Copy every line of the records below where the word "dans" occurs.

--- start of Stored data ---

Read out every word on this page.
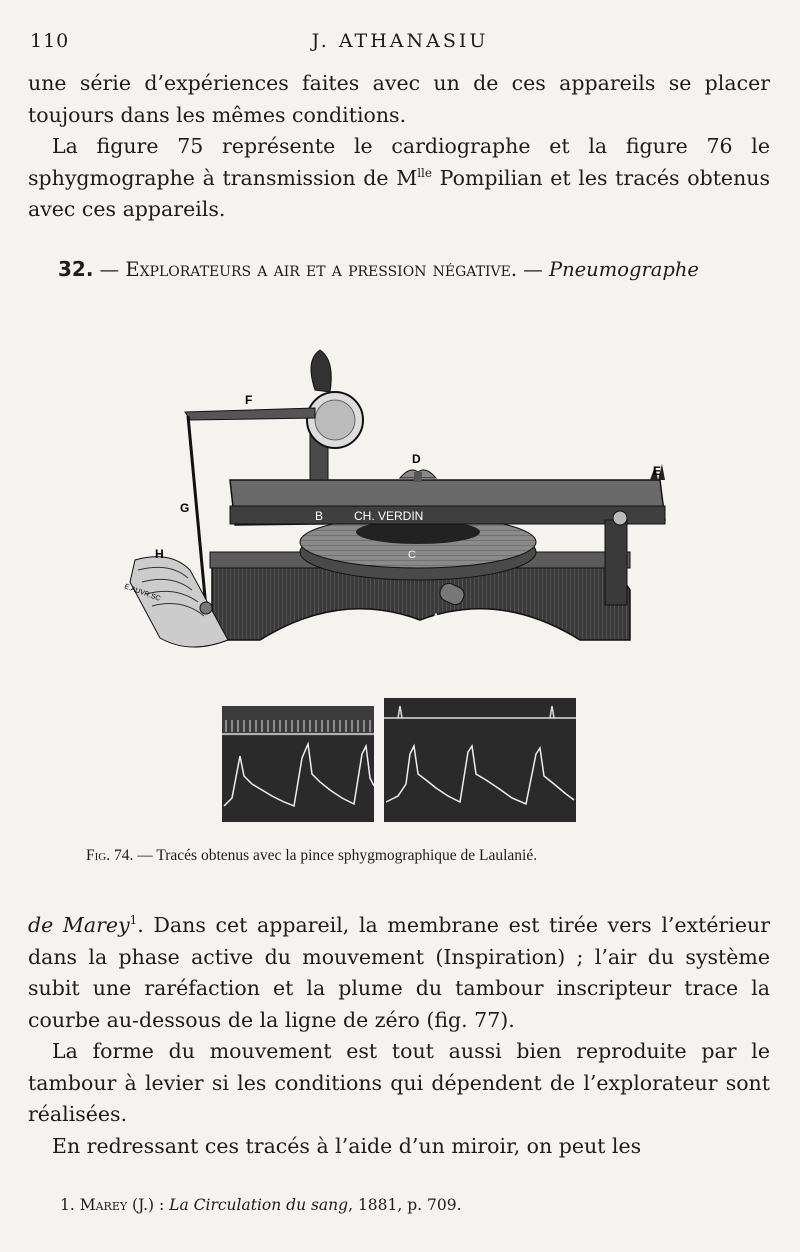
110	J. ATHANASIU

une série d’expériences faites avec un de ces appareils se placer toujours dans les mêmes conditions.

La figure 75 représente le cardiographe et la figure 76 le sphygmographe à transmission de $M^{lle}$ Pompilian et les tracés obtenus avec ces appareils.

32. — Explorateurs a air et a pression négative. — Pneumographe
F
D
E
G
B	CH. VERDIN
H	C
A
E.AUVR.SC
Fig. 74. — Tracés obtenus avec la pince sphygmographique de Laulanié.

de Marey$^1$. Dans cet appareil, la membrane est tirée vers l’extérieur dans la phase active du mouvement (Inspiration) ; l’air du système subit une raréfaction et la plume du tambour inscripteur trace la courbe au-dessous de la ligne de zéro (fig. 77).

La forme du mouvement est tout aussi bien reproduite par le tambour à levier si les conditions qui dépendent de l’explorateur sont réalisées.

En redressant ces tracés à l’aide d’un miroir, on peut les

1. Marey (J.) : La Circulation du sang, 1881, p. 709.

--- end of Stored data ---

## Finished answer
une série d’expériences faites avec un de ces appareils se placer toujours dans les mêmes conditions.
de Marey$^1$. Dans cet appareil, la membrane est tirée vers l’extérieur dans la phase active du mouvement (Inspiration) ; l’air du système subit une raréfaction et la plume du tambour inscripteur trace la courbe au-dessous de la ligne de zéro (fig. 77).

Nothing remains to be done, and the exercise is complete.